Part of a data file:
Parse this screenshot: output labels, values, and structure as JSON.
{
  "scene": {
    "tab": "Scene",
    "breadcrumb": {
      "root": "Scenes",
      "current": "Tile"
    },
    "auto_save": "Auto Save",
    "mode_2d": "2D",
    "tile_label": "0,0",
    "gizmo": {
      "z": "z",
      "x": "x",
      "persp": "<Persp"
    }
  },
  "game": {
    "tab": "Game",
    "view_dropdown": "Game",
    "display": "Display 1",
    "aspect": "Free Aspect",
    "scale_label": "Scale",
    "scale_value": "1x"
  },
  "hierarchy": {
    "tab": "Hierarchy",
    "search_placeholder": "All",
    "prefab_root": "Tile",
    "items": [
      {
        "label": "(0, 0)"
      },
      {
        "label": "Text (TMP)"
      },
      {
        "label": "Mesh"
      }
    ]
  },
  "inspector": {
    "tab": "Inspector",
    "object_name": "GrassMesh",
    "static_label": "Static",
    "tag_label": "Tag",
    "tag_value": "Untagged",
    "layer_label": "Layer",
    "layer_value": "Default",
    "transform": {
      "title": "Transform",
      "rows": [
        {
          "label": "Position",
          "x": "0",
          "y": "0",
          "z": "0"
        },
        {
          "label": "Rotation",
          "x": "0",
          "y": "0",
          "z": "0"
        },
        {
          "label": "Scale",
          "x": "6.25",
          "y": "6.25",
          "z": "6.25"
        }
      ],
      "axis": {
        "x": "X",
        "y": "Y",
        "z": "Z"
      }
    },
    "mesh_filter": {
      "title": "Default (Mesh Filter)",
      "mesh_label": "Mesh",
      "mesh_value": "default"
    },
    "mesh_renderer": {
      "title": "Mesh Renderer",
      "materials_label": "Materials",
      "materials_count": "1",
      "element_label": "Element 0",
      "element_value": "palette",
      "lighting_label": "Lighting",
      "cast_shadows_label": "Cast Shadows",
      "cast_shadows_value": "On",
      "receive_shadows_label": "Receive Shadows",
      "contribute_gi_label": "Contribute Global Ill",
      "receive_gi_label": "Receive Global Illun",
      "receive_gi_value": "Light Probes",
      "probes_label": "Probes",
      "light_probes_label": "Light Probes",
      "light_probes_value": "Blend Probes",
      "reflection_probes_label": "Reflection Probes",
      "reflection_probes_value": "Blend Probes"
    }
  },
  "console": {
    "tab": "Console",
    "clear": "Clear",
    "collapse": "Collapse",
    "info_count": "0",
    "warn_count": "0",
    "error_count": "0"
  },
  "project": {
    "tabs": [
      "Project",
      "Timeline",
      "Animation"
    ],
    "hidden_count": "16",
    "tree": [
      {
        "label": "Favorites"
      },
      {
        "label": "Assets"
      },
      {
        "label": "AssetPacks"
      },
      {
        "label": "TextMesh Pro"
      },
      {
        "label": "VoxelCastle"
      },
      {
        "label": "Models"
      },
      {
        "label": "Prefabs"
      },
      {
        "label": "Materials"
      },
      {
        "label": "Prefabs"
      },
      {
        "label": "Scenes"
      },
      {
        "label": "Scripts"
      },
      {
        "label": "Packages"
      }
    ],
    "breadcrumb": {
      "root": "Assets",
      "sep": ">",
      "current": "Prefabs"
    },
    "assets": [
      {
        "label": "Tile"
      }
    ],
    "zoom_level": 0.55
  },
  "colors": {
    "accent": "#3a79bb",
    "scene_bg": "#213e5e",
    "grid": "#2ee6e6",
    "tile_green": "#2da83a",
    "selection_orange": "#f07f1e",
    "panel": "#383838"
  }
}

WHAT IS REQUIRED »
Extract every line containing the string "Global" from the material.

ANSWER TO THE TASK »
      "contribute_gi_label": "Contribute Global Ill",
      "receive_gi_label": "Receive Global Illun",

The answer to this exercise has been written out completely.